● Goal:
Omit the pictures and output every entry below exactly as written.
-- Start Source records --
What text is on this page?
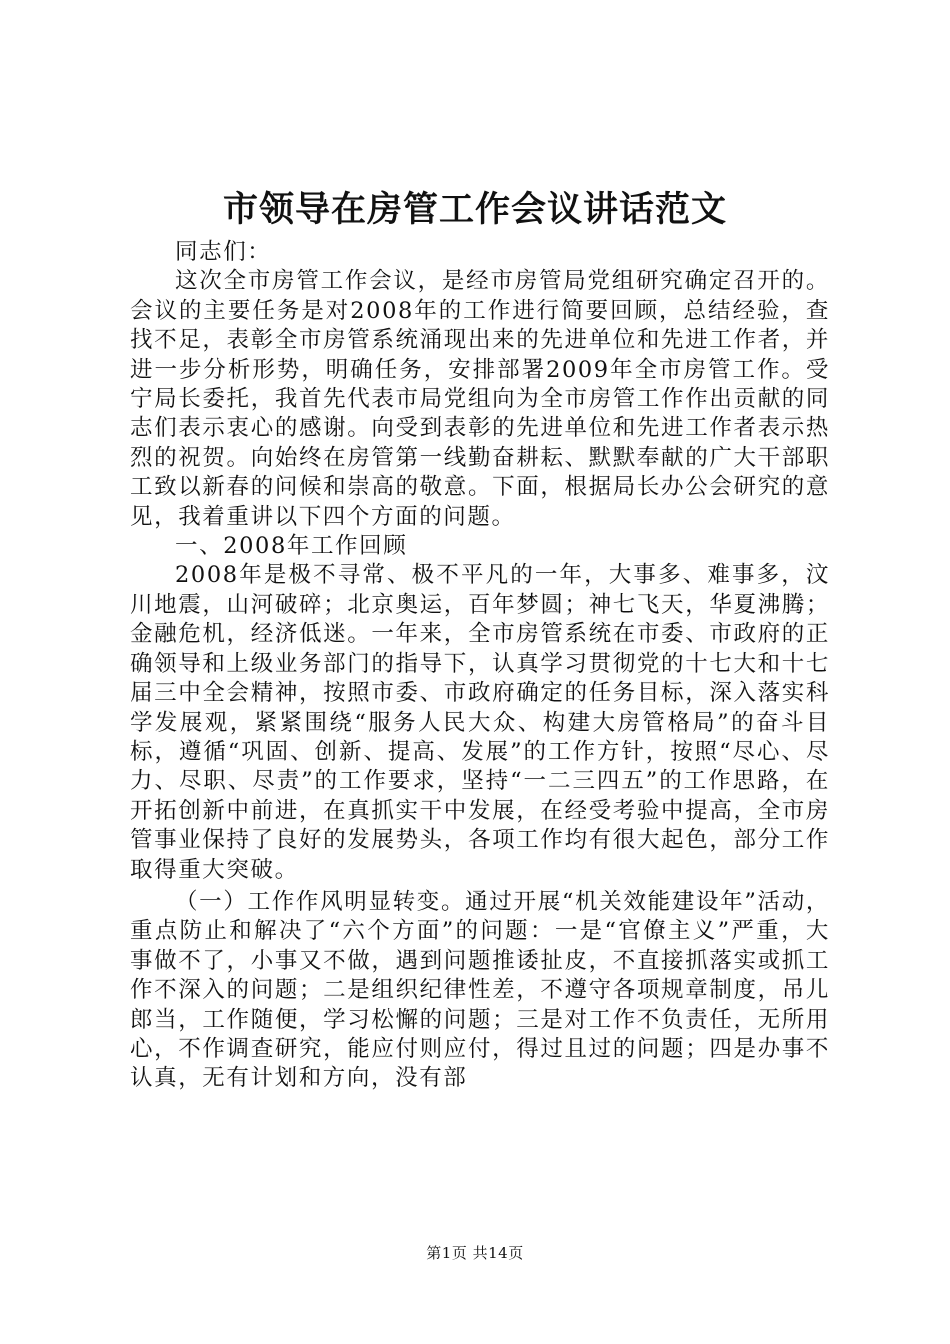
市领导在房管工作会议讲话范文

同志们：

这次全市房管工作会议，是经市房管局党组研究确定召开的。会议的主要任务是对2008年的工作进行简要回顾，总结经验，查找不足，表彰全市房管系统涌现出来的先进单位和先进工作者，并进一步分析形势，明确任务，安排部署2009年全市房管工作。受宁局长委托，我首先代表市局党组向为全市房管工作作出贡献的同志们表示衷心的感谢。向受到表彰的先进单位和先进工作者表示热烈的祝贺。向始终在房管第一线勤奋耕耘、默默奉献的广大干部职工致以新春的问候和崇高的敬意。下面，根据局长办公会研究的意见，我着重讲以下四个方面的问题。

一、2008年工作回顾

2008年是极不寻常、极不平凡的一年，大事多、难事多，汶川地震，山河破碎；北京奥运，百年梦圆；神七飞天，华夏沸腾；金融危机，经济低迷。一年来，全市房管系统在市委、市政府的正确领导和上级业务部门的指导下，认真学习贯彻党的十七大和十七届三中全会精神，按照市委、市政府确定的任务目标，深入落实科学发展观，紧紧围绕“服务人民大众、构建大房管格局”的奋斗目标，遵循“巩固、创新、提高、发展”的工作方针，按照“尽心、尽力、尽职、尽责”的工作要求，坚持“一二三四五”的工作思路，在开拓创新中前进，在真抓实干中发展，在经受考验中提高，全市房管事业保持了良好的发展势头，各项工作均有很大起色，部分工作取得重大突破。

（一）工作作风明显转变。通过开展“机关效能建设年”活动，重点防止和解决了“六个方面”的问题：一是“官僚主义”严重，大事做不了，小事又不做，遇到问题推诿扯皮，不直接抓落实或抓工作不深入的问题；二是组织纪律性差，不遵守各项规章制度，吊儿郎当，工作随便，学习松懈的问题；三是对工作不负责任，无所用心，不作调查研究，能应付则应付，得过且过的问题；四是办事不认真，无有计划和方向，没有部

第1页 共14页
-- End Source records --
● Solution to this problem:
What text is on this page?
市领导在房管工作会议讲话范文

同志们：

这次全市房管工作会议，是经市房管局党组研究确定召开的。会议的主要任务是对2008年的工作进行简要回顾，总结经验，查找不足，表彰全市房管系统涌现出来的先进单位和先进工作者，并进一步分析形势，明确任务，安排部署2009年全市房管工作。受宁局长委托，我首先代表市局党组向为全市房管工作作出贡献的同志们表示衷心的感谢。向受到表彰的先进单位和先进工作者表示热烈的祝贺。向始终在房管第一线勤奋耕耘、默默奉献的广大干部职工致以新春的问候和崇高的敬意。下面，根据局长办公会研究的意见，我着重讲以下四个方面的问题。

一、2008年工作回顾

2008年是极不寻常、极不平凡的一年，大事多、难事多，汶川地震，山河破碎；北京奥运，百年梦圆；神七飞天，华夏沸腾；金融危机，经济低迷。一年来，全市房管系统在市委、市政府的正确领导和上级业务部门的指导下，认真学习贯彻党的十七大和十七届三中全会精神，按照市委、市政府确定的任务目标，深入落实科学发展观，紧紧围绕“服务人民大众、构建大房管格局”的奋斗目标，遵循“巩固、创新、提高、发展”的工作方针，按照“尽心、尽力、尽职、尽责”的工作要求，坚持“一二三四五”的工作思路，在开拓创新中前进，在真抓实干中发展，在经受考验中提高，全市房管事业保持了良好的发展势头，各项工作均有很大起色，部分工作取得重大突破。

（一）工作作风明显转变。通过开展“机关效能建设年”活动，重点防止和解决了“六个方面”的问题：一是“官僚主义”严重，大事做不了，小事又不做，遇到问题推诿扯皮，不直接抓落实或抓工作不深入的问题；二是组织纪律性差，不遵守各项规章制度，吊儿郎当，工作随便，学习松懈的问题；三是对工作不负责任，无所用心，不作调查研究，能应付则应付，得过且过的问题；四是办事不认真，无有计划和方向，没有部

第1页 共14页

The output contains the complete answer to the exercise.